_Required task_
Pick out every line in the data below that holds "JSON".
::: Task inputs
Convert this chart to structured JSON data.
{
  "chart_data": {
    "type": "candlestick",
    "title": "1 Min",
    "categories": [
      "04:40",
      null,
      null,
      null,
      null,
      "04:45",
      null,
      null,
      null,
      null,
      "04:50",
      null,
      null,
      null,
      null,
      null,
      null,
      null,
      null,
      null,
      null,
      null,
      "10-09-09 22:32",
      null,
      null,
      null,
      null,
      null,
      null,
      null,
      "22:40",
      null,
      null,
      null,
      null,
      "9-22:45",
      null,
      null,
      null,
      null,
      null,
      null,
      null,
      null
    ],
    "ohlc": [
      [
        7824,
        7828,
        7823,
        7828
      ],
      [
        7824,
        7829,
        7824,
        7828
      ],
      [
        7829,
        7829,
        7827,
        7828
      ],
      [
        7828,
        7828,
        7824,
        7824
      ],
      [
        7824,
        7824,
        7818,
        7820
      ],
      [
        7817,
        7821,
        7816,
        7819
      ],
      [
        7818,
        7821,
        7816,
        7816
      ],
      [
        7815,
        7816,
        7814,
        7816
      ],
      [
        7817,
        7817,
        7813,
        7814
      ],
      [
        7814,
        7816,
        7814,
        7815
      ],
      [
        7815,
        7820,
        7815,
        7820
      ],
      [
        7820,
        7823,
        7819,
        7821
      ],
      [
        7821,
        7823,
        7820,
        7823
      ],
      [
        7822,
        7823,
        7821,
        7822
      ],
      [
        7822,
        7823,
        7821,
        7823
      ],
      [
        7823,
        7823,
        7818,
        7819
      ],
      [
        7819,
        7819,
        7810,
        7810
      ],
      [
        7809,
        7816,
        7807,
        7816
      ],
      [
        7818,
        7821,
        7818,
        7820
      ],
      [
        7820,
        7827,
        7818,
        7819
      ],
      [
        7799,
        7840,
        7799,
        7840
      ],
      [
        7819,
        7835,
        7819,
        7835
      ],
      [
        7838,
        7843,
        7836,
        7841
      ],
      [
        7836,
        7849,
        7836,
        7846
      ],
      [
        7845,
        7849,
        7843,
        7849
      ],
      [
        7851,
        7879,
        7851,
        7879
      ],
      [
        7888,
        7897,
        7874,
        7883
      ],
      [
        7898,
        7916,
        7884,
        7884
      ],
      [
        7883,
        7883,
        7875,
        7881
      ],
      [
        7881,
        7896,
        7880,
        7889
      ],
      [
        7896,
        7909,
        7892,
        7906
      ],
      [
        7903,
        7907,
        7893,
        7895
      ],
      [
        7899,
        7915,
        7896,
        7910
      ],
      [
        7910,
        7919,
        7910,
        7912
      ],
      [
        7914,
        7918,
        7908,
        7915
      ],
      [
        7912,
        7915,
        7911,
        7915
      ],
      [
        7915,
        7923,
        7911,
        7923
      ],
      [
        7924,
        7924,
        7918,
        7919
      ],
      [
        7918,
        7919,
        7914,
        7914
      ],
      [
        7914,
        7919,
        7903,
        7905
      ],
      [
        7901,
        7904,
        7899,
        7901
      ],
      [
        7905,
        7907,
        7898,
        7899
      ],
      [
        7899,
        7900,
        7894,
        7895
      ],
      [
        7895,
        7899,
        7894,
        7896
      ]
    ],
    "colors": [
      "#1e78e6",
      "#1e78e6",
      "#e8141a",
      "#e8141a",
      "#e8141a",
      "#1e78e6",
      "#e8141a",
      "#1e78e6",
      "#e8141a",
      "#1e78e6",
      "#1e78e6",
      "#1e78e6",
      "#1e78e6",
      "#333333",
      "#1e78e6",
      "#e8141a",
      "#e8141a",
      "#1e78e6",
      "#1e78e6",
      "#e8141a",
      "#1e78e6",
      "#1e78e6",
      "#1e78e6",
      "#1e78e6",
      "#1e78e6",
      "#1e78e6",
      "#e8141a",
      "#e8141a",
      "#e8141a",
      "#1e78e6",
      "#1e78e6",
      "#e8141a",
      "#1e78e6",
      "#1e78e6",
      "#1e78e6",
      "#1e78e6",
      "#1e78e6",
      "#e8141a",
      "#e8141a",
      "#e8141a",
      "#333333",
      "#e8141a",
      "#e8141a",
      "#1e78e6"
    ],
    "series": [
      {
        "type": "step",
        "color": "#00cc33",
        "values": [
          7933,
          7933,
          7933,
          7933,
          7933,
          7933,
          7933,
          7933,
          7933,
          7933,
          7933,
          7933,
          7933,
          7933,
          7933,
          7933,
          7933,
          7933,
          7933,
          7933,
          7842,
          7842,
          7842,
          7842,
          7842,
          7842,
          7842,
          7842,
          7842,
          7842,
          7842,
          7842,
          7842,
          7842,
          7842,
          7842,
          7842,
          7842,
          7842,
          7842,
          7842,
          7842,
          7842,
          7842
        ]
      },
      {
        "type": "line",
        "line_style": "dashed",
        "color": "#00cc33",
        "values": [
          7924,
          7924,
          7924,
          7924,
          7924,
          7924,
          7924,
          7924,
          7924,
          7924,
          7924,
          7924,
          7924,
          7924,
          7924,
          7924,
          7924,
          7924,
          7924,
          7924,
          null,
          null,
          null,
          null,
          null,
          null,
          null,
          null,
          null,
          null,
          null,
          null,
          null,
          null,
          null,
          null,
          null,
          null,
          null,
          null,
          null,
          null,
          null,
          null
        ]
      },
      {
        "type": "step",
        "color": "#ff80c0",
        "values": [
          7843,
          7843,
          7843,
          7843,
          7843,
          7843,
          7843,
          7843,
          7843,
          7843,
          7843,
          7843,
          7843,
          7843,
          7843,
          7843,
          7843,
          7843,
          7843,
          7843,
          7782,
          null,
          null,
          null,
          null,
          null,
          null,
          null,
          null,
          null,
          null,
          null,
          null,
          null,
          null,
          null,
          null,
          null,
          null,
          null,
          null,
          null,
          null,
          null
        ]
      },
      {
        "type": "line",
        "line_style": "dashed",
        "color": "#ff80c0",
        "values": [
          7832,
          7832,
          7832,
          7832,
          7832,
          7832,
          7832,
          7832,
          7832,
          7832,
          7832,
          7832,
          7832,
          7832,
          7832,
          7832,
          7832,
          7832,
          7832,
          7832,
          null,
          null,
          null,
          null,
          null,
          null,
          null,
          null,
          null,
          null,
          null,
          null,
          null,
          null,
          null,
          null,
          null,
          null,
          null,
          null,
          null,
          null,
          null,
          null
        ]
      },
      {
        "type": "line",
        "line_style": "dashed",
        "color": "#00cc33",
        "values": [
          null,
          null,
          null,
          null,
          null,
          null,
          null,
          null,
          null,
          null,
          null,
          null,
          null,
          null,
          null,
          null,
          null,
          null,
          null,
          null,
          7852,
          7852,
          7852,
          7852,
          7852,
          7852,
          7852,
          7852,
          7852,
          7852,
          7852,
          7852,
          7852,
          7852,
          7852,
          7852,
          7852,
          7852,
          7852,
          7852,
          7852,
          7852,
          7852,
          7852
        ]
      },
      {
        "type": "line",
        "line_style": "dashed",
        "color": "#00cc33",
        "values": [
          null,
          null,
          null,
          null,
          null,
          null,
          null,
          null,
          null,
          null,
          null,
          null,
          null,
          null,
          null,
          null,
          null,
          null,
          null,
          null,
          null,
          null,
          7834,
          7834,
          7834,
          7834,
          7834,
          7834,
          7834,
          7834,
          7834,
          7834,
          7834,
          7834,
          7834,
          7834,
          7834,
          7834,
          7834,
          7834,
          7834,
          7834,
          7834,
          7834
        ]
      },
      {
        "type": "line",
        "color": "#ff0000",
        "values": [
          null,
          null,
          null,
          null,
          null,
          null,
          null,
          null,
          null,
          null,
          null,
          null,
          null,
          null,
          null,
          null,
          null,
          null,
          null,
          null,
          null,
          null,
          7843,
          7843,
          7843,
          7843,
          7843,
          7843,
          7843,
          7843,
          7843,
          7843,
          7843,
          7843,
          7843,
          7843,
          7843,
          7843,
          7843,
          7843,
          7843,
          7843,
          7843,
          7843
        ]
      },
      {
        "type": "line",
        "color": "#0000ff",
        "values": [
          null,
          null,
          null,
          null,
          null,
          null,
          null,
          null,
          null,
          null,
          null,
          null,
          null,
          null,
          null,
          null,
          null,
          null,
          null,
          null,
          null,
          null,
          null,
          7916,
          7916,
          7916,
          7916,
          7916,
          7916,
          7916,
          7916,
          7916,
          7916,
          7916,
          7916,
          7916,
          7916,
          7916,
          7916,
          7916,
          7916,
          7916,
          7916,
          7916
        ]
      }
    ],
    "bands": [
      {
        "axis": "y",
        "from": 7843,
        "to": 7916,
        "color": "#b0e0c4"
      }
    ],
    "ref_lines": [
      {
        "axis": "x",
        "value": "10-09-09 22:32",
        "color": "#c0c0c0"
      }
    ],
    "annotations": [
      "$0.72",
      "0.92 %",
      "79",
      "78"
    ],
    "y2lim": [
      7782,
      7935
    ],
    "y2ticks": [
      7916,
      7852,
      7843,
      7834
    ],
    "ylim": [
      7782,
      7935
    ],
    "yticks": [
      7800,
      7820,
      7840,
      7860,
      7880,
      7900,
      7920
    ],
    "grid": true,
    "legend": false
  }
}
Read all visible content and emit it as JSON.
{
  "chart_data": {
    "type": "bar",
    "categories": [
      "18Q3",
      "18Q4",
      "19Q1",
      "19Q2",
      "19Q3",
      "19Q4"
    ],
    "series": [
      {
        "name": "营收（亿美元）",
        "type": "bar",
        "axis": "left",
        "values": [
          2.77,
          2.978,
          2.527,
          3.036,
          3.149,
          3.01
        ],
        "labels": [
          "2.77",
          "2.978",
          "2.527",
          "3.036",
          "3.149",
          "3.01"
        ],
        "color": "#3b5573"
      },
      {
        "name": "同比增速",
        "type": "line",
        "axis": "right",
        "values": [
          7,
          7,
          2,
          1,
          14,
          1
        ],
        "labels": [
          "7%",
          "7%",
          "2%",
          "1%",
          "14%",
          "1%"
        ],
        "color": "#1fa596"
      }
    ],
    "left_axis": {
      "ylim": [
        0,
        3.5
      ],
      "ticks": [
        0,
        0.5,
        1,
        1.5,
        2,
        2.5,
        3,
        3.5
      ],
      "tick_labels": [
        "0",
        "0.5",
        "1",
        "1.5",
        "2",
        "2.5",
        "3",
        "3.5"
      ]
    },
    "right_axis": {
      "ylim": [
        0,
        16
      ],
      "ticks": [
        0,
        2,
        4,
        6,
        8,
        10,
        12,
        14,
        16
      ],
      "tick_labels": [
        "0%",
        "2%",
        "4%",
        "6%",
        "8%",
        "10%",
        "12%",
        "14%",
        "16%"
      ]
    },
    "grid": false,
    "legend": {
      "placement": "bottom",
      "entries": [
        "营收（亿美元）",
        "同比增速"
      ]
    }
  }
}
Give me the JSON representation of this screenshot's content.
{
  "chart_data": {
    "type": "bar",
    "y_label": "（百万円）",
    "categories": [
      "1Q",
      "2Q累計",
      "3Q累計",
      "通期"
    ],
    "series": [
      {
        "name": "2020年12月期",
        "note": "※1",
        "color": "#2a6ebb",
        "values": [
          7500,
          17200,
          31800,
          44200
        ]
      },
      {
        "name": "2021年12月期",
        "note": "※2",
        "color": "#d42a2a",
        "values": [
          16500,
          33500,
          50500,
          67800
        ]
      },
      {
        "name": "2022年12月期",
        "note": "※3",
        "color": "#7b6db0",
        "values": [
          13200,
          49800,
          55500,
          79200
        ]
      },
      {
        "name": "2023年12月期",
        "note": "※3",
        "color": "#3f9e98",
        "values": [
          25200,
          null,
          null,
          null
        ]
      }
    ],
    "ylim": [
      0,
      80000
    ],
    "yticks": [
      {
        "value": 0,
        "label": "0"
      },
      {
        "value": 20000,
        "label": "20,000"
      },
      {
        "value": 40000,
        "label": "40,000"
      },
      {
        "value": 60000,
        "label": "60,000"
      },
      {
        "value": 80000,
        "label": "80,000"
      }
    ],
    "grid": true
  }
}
::::::
_Reply_
Convert this chart to structured JSON data.
Read all visible content and emit it as JSON.
Give me the JSON representation of this screenshot's content.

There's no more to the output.